**Stated task:** What follows is a listing. Return every line of it exactly.

Stored records:
====

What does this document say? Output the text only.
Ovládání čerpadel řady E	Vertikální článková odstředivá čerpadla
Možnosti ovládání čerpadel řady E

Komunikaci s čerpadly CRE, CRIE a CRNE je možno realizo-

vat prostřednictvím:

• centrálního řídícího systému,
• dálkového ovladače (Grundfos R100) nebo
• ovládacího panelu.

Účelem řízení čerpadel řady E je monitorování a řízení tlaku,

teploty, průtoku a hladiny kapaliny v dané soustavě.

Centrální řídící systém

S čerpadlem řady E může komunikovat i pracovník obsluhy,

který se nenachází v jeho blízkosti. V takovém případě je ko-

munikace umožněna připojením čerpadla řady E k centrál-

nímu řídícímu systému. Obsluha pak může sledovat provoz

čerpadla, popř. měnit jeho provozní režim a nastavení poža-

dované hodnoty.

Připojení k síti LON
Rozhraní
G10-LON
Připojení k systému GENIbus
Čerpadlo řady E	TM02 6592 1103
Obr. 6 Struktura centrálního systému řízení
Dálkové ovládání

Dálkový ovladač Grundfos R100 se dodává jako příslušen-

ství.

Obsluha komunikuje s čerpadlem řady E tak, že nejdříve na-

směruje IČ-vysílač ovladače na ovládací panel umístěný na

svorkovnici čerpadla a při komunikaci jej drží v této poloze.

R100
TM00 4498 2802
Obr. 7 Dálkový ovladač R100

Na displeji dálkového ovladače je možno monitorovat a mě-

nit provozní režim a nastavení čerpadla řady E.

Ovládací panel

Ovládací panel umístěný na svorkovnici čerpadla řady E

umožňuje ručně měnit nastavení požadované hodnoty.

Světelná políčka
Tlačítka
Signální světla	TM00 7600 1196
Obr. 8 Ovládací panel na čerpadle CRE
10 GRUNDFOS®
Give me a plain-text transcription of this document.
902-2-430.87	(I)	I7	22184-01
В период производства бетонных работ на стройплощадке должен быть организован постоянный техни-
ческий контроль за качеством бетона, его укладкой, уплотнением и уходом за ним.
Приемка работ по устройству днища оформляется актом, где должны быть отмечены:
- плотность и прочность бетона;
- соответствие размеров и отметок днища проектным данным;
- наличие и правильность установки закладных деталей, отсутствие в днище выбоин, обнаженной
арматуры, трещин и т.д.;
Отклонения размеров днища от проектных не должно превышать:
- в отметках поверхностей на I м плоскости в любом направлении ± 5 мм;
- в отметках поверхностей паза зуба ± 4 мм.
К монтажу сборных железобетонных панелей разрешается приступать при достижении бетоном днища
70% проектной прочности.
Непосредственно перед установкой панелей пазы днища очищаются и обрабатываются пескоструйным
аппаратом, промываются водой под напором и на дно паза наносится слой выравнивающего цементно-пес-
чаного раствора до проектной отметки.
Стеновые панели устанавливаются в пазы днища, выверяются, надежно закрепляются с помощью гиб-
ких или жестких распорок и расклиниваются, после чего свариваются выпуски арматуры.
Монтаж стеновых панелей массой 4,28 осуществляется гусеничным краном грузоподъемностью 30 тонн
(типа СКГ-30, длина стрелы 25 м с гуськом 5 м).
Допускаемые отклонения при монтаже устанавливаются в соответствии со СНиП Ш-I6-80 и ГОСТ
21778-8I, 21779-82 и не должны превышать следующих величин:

====

**Task response:**
What does this document say? Output the text only.
Ovládání čerpadel řady E	Vertikální článková odstředivá čerpadla
Možnosti ovládání čerpadel řady E

Komunikaci s čerpadly CRE, CRIE a CRNE je možno realizo-

vat prostřednictvím:

• centrálního řídícího systému,
• dálkového ovladače (Grundfos R100) nebo
• ovládacího panelu.

Účelem řízení čerpadel řady E je monitorování a řízení tlaku,

teploty, průtoku a hladiny kapaliny v dané soustavě.

Centrální řídící systém

S čerpadlem řady E může komunikovat i pracovník obsluhy,

který se nenachází v jeho blízkosti. V takovém případě je ko-

munikace umožněna připojením čerpadla řady E k centrál-

nímu řídícímu systému. Obsluha pak může sledovat provoz

čerpadla, popř. měnit jeho provozní režim a nastavení poža-

dované hodnoty.

Připojení k síti LON
Rozhraní
G10-LON
Připojení k systému GENIbus
Čerpadlo řady E	TM02 6592 1103
Obr. 6 Struktura centrálního systému řízení
Dálkové ovládání

Dálkový ovladač Grundfos R100 se dodává jako příslušen-

ství.

Obsluha komunikuje s čerpadlem řady E tak, že nejdříve na-

směruje IČ-vysílač ovladače na ovládací panel umístěný na

svorkovnici čerpadla a při komunikaci jej drží v této poloze.

R100
TM00 4498 2802
Obr. 7 Dálkový ovladač R100

Na displeji dálkového ovladače je možno monitorovat a mě-

nit provozní režim a nastavení čerpadla řady E.

Ovládací panel

Ovládací panel umístěný na svorkovnici čerpadla řady E

umožňuje ručně měnit nastavení požadované hodnoty.

Světelná políčka
Tlačítka
Signální světla	TM00 7600 1196
Obr. 8 Ovládací panel na čerpadle CRE
10 GRUNDFOS®
Give me a plain-text transcription of this document.
902-2-430.87	(I)	I7	22184-01
В период производства бетонных работ на стройплощадке должен быть организован постоянный техни-
ческий контроль за качеством бетона, его укладкой, уплотнением и уходом за ним.
Приемка работ по устройству днища оформляется актом, где должны быть отмечены:
- плотность и прочность бетона;
- соответствие размеров и отметок днища проектным данным;
- наличие и правильность установки закладных деталей, отсутствие в днище выбоин, обнаженной
арматуры, трещин и т.д.;
Отклонения размеров днища от проектных не должно превышать:
- в отметках поверхностей на I м плоскости в любом направлении ± 5 мм;
- в отметках поверхностей паза зуба ± 4 мм.
К монтажу сборных железобетонных панелей разрешается приступать при достижении бетоном днища
70% проектной прочности.
Непосредственно перед установкой панелей пазы днища очищаются и обрабатываются пескоструйным
аппаратом, промываются водой под напором и на дно паза наносится слой выравнивающего цементно-пес-
чаного раствора до проектной отметки.
Стеновые панели устанавливаются в пазы днища, выверяются, надежно закрепляются с помощью гиб-
ких или жестких распорок и расклиниваются, после чего свариваются выпуски арматуры.
Монтаж стеновых панелей массой 4,28 осуществляется гусеничным краном грузоподъемностью 30 тонн
(типа СКГ-30, длина стрелы 25 м с гуськом 5 м).
Допускаемые отклонения при монтаже устанавливаются в соответствии со СНиП Ш-I6-80 и ГОСТ
21778-8I, 21779-82 и не должны превышать следующих величин:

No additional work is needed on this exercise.